Exercise:
Select from the records below every line that has the word "erros" in it.

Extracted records
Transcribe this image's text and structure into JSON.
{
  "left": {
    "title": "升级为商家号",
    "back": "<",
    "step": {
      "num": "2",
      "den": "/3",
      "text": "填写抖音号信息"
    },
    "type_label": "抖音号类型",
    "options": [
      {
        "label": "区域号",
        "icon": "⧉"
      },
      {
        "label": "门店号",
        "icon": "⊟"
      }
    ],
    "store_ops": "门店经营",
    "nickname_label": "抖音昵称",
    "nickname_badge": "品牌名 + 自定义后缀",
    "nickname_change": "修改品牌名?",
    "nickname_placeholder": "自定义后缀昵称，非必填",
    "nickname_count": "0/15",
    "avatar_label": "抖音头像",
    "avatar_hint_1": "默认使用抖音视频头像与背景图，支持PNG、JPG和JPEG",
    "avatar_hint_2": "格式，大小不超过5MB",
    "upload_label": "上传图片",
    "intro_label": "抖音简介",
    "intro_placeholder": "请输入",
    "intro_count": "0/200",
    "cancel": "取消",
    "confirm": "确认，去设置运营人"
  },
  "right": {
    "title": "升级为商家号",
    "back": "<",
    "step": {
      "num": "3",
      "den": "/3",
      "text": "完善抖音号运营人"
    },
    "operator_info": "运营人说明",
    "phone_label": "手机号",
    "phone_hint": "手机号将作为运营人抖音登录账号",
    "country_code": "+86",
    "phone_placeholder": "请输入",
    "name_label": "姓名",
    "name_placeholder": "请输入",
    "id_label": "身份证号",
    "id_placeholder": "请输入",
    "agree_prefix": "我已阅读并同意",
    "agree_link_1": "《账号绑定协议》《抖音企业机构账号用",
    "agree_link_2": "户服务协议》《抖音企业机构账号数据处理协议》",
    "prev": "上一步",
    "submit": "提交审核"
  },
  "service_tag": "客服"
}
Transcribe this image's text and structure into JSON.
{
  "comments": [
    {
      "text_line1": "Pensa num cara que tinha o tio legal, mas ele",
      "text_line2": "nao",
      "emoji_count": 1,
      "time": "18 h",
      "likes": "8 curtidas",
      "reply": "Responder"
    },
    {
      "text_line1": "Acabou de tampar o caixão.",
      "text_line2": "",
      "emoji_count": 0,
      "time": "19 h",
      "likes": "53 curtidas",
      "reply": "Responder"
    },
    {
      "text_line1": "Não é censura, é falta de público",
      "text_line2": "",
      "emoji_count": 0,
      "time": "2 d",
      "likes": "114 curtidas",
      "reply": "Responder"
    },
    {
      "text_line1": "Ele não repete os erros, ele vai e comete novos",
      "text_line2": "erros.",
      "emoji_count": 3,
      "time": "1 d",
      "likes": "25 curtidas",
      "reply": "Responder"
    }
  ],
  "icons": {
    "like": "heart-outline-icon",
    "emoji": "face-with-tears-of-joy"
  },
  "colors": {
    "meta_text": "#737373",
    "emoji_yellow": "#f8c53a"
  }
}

Full answer:
      "text_line1": "Ele não repete os erros, ele vai e comete novos",
      "text_line2": "erros.",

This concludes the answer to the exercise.